──────── Task input

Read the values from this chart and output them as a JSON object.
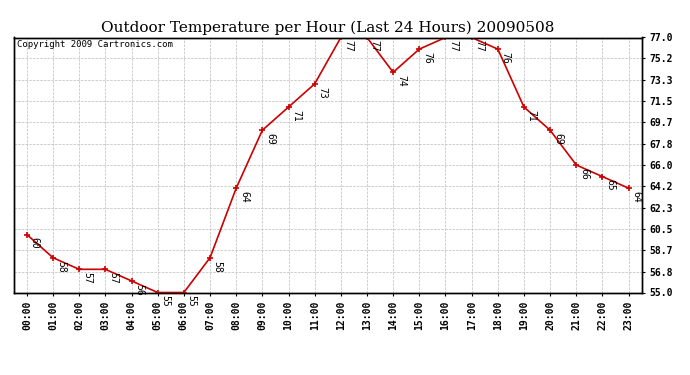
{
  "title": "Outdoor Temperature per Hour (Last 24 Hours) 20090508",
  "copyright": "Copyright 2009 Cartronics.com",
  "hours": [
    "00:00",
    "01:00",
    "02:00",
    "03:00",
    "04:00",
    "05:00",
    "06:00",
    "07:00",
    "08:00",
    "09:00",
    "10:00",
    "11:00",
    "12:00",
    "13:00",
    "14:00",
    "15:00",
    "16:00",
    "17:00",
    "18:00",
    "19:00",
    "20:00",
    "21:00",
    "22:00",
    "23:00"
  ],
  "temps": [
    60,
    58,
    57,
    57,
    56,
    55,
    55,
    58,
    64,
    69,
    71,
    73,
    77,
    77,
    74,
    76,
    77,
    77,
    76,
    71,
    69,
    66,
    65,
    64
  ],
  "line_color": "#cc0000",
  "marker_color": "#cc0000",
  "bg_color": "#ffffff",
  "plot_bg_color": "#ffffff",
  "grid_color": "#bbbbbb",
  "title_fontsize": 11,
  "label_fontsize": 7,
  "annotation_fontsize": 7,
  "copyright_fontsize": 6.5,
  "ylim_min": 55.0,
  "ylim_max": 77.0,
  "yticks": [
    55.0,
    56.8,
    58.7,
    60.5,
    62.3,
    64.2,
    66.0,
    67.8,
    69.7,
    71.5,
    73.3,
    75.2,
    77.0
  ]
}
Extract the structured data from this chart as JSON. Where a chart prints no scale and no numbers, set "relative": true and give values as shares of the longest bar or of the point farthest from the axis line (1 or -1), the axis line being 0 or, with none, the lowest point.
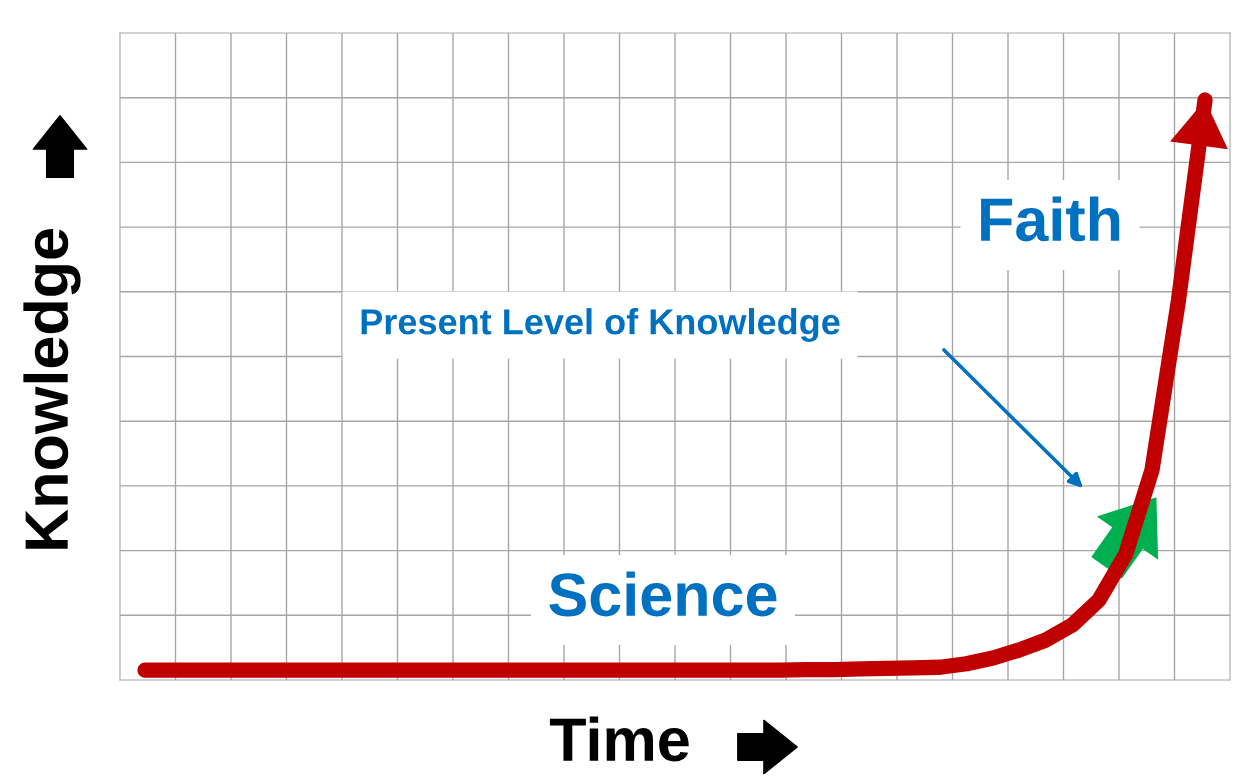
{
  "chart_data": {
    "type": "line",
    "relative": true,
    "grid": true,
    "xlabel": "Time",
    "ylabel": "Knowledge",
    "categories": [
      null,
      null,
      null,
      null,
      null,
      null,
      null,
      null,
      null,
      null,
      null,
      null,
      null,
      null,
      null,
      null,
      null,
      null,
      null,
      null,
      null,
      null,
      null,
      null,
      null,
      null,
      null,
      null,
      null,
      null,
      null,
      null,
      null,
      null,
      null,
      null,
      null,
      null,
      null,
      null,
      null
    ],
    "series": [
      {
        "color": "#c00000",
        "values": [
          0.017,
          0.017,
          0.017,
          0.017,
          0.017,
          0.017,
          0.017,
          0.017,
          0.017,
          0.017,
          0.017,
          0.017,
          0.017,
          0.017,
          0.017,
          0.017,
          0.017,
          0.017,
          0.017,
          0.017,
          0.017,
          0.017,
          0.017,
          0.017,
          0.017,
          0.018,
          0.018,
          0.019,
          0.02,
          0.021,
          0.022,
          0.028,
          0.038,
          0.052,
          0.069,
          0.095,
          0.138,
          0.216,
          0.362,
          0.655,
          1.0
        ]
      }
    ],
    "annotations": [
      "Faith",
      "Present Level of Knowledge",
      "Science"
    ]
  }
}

────────────────

• [Goal]
Copy out the records above in full, exactly as written, but not the pictures.

• [Answer]
Read the values from this chart and output them as a JSON object.
{
  "title": "Outdoor Temperature per Hour (Last 24 Hours) 20090508",
  "copyright": "Copyright 2009 Cartronics.com",
  "hours": [
    "00:00",
    "01:00",
    "02:00",
    "03:00",
    "04:00",
    "05:00",
    "06:00",
    "07:00",
    "08:00",
    "09:00",
    "10:00",
    "11:00",
    "12:00",
    "13:00",
    "14:00",
    "15:00",
    "16:00",
    "17:00",
    "18:00",
    "19:00",
    "20:00",
    "21:00",
    "22:00",
    "23:00"
  ],
  "temps": [
    60,
    58,
    57,
    57,
    56,
    55,
    55,
    58,
    64,
    69,
    71,
    73,
    77,
    77,
    74,
    76,
    77,
    77,
    76,
    71,
    69,
    66,
    65,
    64
  ],
  "line_color": "#cc0000",
  "marker_color": "#cc0000",
  "bg_color": "#ffffff",
  "plot_bg_color": "#ffffff",
  "grid_color": "#bbbbbb",
  "title_fontsize": 11,
  "label_fontsize": 7,
  "annotation_fontsize": 7,
  "copyright_fontsize": 6.5,
  "ylim_min": 55.0,
  "ylim_max": 77.0,
  "yticks": [
    55.0,
    56.8,
    58.7,
    60.5,
    62.3,
    64.2,
    66.0,
    67.8,
    69.7,
    71.5,
    73.3,
    75.2,
    77.0
  ]
}
Extract the structured data from this chart as JSON. Where a chart prints no scale and no numbers, set "relative": true and give values as shares of the longest bar or of the point farthest from the axis line (1 or -1), the axis line being 0 or, with none, the lowest point.
{
  "chart_data": {
    "type": "line",
    "relative": true,
    "grid": true,
    "xlabel": "Time",
    "ylabel": "Knowledge",
    "categories": [
      null,
      null,
      null,
      null,
      null,
      null,
      null,
      null,
      null,
      null,
      null,
      null,
      null,
      null,
      null,
      null,
      null,
      null,
      null,
      null,
      null,
      null,
      null,
      null,
      null,
      null,
      null,
      null,
      null,
      null,
      null,
      null,
      null,
      null,
      null,
      null,
      null,
      null,
      null,
      null,
      null
    ],
    "series": [
      {
        "color": "#c00000",
        "values": [
          0.017,
          0.017,
          0.017,
          0.017,
          0.017,
          0.017,
          0.017,
          0.017,
          0.017,
          0.017,
          0.017,
          0.017,
          0.017,
          0.017,
          0.017,
          0.017,
          0.017,
          0.017,
          0.017,
          0.017,
          0.017,
          0.017,
          0.017,
          0.017,
          0.017,
          0.018,
          0.018,
          0.019,
          0.02,
          0.021,
          0.022,
          0.028,
          0.038,
          0.052,
          0.069,
          0.095,
          0.138,
          0.216,
          0.362,
          0.655,
          1.0
        ]
      }
    ],
    "annotations": [
      "Faith",
      "Present Level of Knowledge",
      "Science"
    ]
  }
}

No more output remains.